ENTRIES:
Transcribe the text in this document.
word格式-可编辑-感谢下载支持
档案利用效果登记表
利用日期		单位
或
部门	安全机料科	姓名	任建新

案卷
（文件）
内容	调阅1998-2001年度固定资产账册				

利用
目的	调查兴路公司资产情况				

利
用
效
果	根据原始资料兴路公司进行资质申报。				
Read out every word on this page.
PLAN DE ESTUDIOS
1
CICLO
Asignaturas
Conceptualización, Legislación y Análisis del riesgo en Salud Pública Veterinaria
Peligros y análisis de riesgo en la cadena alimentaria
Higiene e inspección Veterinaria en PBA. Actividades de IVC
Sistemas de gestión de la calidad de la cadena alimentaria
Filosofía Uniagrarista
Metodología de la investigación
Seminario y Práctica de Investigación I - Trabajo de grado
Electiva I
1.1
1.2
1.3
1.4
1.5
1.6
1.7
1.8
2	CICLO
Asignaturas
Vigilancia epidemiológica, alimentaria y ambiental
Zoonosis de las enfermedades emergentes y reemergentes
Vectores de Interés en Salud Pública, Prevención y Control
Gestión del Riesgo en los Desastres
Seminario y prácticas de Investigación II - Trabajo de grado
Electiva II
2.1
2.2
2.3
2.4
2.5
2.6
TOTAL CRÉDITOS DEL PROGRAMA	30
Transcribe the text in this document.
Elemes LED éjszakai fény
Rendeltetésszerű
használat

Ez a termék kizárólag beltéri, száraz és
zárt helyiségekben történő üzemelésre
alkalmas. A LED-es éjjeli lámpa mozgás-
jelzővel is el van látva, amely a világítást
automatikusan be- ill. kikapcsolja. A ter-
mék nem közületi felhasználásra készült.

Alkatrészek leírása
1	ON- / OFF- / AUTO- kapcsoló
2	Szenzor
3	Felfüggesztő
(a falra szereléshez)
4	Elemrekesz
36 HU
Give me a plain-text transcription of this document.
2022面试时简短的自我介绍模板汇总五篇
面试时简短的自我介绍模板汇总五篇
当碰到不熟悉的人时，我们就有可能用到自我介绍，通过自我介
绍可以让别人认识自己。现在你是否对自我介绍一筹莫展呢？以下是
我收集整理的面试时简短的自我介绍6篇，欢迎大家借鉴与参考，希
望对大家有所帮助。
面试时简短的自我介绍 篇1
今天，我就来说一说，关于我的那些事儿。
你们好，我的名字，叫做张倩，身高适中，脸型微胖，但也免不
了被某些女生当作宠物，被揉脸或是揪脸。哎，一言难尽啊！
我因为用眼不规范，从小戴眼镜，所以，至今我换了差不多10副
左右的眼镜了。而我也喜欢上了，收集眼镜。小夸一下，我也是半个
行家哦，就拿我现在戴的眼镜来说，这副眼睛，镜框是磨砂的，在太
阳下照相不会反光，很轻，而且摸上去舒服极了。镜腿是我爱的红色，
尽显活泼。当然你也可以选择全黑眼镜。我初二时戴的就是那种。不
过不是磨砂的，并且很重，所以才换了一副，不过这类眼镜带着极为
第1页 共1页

EXERCISE INSTRUCTIONS: Write the complete data out, exactly as above.

THE REPLY:
Transcribe the text in this document.
word格式-可编辑-感谢下载支持
档案利用效果登记表
利用日期		单位
或
部门	安全机料科	姓名	任建新

案卷
（文件）
内容	调阅1998-2001年度固定资产账册				

利用
目的	调查兴路公司资产情况				

利
用
效
果	根据原始资料兴路公司进行资质申报。				
Read out every word on this page.
PLAN DE ESTUDIOS
1
CICLO
Asignaturas
Conceptualización, Legislación y Análisis del riesgo en Salud Pública Veterinaria
Peligros y análisis de riesgo en la cadena alimentaria
Higiene e inspección Veterinaria en PBA. Actividades de IVC
Sistemas de gestión de la calidad de la cadena alimentaria
Filosofía Uniagrarista
Metodología de la investigación
Seminario y Práctica de Investigación I - Trabajo de grado
Electiva I
1.1
1.2
1.3
1.4
1.5
1.6
1.7
1.8
2	CICLO
Asignaturas
Vigilancia epidemiológica, alimentaria y ambiental
Zoonosis de las enfermedades emergentes y reemergentes
Vectores de Interés en Salud Pública, Prevención y Control
Gestión del Riesgo en los Desastres
Seminario y prácticas de Investigación II - Trabajo de grado
Electiva II
2.1
2.2
2.3
2.4
2.5
2.6
TOTAL CRÉDITOS DEL PROGRAMA	30
Transcribe the text in this document.
Elemes LED éjszakai fény
Rendeltetésszerű
használat

Ez a termék kizárólag beltéri, száraz és
zárt helyiségekben történő üzemelésre
alkalmas. A LED-es éjjeli lámpa mozgás-
jelzővel is el van látva, amely a világítást
automatikusan be- ill. kikapcsolja. A ter-
mék nem közületi felhasználásra készült.

Alkatrészek leírása
1	ON- / OFF- / AUTO- kapcsoló
2	Szenzor
3	Felfüggesztő
(a falra szereléshez)
4	Elemrekesz
36 HU
Give me a plain-text transcription of this document.
2022面试时简短的自我介绍模板汇总五篇
面试时简短的自我介绍模板汇总五篇
当碰到不熟悉的人时，我们就有可能用到自我介绍，通过自我介
绍可以让别人认识自己。现在你是否对自我介绍一筹莫展呢？以下是
我收集整理的面试时简短的自我介绍6篇，欢迎大家借鉴与参考，希
望对大家有所帮助。
面试时简短的自我介绍 篇1
今天，我就来说一说，关于我的那些事儿。
你们好，我的名字，叫做张倩，身高适中，脸型微胖，但也免不
了被某些女生当作宠物，被揉脸或是揪脸。哎，一言难尽啊！
我因为用眼不规范，从小戴眼镜，所以，至今我换了差不多10副
左右的眼镜了。而我也喜欢上了，收集眼镜。小夸一下，我也是半个
行家哦，就拿我现在戴的眼镜来说，这副眼睛，镜框是磨砂的，在太
阳下照相不会反光，很轻，而且摸上去舒服极了。镜腿是我爱的红色，
尽显活泼。当然你也可以选择全黑眼镜。我初二时戴的就是那种。不
过不是磨砂的，并且很重，所以才换了一副，不过这类眼镜带着极为
第1页 共1页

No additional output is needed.